DOCUMENT PASSAGE:
★ ★ ★ ★ ★
- Born: Jenica Angell Berger July 4, 1974 (age 51)
- Education: Palm Desert Middle School Palm Desert High School
- Occupation: Actress
- Years active: 1995–present
- Known for: Men Behaving Badly
- Spouse(s): Josh Jackson (m. circa 2000)
- Children: 3

= Jenica Bergere =

American actress

Jenica Angell Berger (born July 4, 1974), known professionally as Jenica Bergere, is an American actress known for her roles in Men Behaving Badly, Trophy Wife, Bosch, The Drew Carey Show, The Faculty, and others. Bergere has also appeared in the films Safety Not Guaranteed, And Then There Was Eve, Psycho Beach Party, and others.

== Early life and career ==
Born exactly two years before the nation's bicentennial, Bergere was the first-born child of Helen H. (née Caldwell) and jazz drummer John Angell Berger, aka John Bergere. She attended Palm Desert Middle School and Palm Desert High, (class of 1992), where she studied theater with Sherry Wollenberg, and, in November 1991, appeared in a production of Arthur Miller's The Crucible, as Mercy Lewis.
★ ★ ★ ★ ★
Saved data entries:
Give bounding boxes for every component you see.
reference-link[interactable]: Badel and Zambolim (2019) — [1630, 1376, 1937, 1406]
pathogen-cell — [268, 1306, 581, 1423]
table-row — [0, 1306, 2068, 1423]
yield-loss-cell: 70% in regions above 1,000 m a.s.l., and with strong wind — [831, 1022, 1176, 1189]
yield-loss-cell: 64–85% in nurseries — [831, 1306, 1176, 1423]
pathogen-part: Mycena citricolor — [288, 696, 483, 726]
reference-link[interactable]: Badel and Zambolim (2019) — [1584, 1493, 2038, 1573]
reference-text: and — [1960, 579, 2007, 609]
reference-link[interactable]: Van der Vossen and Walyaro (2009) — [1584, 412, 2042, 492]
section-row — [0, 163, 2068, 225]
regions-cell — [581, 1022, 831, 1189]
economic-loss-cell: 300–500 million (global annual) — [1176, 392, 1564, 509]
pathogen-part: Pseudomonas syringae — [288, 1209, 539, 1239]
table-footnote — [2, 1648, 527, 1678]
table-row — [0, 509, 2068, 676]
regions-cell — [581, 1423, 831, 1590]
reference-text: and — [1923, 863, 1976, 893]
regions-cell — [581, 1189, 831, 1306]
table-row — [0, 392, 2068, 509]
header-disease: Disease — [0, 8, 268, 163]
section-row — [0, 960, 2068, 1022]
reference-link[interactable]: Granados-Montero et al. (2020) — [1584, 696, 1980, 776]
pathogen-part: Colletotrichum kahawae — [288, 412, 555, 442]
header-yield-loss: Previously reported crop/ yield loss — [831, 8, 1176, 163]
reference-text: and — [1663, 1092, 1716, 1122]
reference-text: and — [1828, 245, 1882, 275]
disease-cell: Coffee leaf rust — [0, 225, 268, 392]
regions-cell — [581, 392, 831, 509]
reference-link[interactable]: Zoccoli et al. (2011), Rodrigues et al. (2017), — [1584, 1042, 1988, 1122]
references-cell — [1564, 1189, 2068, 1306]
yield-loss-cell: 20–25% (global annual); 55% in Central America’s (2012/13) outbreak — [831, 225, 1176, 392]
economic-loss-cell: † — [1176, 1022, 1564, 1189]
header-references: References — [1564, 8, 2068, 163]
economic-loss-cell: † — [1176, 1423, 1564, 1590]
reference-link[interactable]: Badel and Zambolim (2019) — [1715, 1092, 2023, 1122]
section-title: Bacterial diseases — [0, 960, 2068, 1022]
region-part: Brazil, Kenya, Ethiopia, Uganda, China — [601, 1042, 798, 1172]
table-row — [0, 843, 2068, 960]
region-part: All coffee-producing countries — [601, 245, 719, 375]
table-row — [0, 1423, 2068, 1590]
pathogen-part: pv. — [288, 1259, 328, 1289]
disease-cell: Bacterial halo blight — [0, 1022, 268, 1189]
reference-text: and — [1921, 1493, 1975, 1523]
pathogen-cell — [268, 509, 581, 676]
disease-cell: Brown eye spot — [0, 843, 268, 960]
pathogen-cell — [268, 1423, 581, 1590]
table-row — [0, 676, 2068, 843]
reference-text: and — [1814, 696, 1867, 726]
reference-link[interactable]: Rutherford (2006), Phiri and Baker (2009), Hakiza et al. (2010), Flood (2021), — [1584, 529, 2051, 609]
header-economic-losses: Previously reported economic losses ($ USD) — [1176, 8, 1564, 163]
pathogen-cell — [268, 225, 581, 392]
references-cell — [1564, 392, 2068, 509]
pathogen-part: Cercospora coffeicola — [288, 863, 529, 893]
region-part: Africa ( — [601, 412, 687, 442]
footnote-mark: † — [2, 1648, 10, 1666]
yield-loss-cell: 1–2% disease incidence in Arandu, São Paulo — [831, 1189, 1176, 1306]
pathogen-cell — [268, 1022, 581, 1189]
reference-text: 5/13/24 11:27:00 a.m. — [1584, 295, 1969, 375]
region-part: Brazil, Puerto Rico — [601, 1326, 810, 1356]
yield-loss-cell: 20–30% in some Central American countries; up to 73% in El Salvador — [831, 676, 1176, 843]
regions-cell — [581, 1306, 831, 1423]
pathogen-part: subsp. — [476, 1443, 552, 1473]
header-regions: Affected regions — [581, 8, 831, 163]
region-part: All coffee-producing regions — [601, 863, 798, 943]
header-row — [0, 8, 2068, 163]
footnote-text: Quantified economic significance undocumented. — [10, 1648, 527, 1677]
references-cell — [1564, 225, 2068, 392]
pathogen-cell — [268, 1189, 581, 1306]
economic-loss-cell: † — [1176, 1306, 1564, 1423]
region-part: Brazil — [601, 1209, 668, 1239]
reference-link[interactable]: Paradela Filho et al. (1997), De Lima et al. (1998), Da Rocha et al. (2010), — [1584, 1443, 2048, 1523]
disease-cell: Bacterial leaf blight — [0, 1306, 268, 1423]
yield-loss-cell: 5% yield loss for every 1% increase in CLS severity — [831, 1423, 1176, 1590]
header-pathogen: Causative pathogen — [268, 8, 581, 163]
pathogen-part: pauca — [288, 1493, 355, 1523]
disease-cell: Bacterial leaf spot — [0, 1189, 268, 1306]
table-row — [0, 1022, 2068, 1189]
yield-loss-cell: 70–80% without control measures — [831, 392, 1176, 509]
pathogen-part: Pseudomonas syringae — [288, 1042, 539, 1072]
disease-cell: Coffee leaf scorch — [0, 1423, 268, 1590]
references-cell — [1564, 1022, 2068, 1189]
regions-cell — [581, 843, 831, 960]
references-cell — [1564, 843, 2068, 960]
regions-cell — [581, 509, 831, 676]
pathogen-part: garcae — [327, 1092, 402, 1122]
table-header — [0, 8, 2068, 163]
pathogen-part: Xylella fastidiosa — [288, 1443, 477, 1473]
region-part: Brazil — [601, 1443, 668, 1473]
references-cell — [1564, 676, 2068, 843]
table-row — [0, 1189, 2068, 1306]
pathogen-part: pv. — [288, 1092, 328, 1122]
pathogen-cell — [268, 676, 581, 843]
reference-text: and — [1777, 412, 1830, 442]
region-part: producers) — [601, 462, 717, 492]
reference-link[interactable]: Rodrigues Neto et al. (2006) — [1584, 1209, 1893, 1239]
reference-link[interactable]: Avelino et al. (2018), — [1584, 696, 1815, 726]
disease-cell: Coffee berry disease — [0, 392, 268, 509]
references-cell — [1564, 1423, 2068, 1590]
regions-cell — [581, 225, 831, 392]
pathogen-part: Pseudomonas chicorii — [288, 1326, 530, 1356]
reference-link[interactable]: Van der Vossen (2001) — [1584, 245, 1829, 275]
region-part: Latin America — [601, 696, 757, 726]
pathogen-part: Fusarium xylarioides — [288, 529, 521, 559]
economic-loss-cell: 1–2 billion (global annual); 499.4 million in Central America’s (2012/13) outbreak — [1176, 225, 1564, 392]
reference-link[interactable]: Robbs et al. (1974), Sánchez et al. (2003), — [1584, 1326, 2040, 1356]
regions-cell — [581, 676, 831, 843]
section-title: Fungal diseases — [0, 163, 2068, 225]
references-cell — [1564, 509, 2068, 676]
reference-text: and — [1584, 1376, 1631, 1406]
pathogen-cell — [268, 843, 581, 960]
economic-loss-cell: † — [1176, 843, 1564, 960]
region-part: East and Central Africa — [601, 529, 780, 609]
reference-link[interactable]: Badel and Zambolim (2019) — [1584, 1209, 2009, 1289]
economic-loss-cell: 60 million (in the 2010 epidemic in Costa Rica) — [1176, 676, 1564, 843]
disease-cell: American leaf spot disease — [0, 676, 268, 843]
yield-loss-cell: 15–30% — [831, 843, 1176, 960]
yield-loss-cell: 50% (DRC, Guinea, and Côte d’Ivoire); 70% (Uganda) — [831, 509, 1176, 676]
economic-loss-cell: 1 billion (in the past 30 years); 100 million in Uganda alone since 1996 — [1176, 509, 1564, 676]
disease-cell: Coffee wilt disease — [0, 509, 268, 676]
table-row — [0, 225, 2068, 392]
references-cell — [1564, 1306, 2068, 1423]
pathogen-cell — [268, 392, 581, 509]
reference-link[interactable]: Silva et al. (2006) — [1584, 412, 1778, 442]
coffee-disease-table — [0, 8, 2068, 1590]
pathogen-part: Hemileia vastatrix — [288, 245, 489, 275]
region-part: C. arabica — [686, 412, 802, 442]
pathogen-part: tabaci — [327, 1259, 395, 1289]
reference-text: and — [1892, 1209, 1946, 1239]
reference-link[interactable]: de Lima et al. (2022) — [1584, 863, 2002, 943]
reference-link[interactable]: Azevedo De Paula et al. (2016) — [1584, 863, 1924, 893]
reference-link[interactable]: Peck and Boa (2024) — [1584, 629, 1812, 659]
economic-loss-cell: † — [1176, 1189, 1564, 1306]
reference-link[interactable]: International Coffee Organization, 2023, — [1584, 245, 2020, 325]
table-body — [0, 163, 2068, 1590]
★ ★ ★ ★ ★
TASK 1: In the Jenica Bergere biography, which role did she play in the November 1991 production of The Crucible?
TASK 2: Reproduce the Jenica Bergere biography word for word from "- Children: 3" to "Party, and others.".

WRITTEN RESPONSE 1: Mercy Lewis

WRITTEN RESPONSE 2:
- Children: 3

= Jenica Bergere =

American actress

Jenica Angell Berger (born July 4, 1974), known professionally as Jenica Bergere, is an American actress known for her roles in Men Behaving Badly, Trophy Wife, Bosch, The Drew Carey Show, The Faculty, and others. Bergere has also appeared in the films Safety Not Guaranteed, And Then There Was Eve, Psycho Beach Party, and others.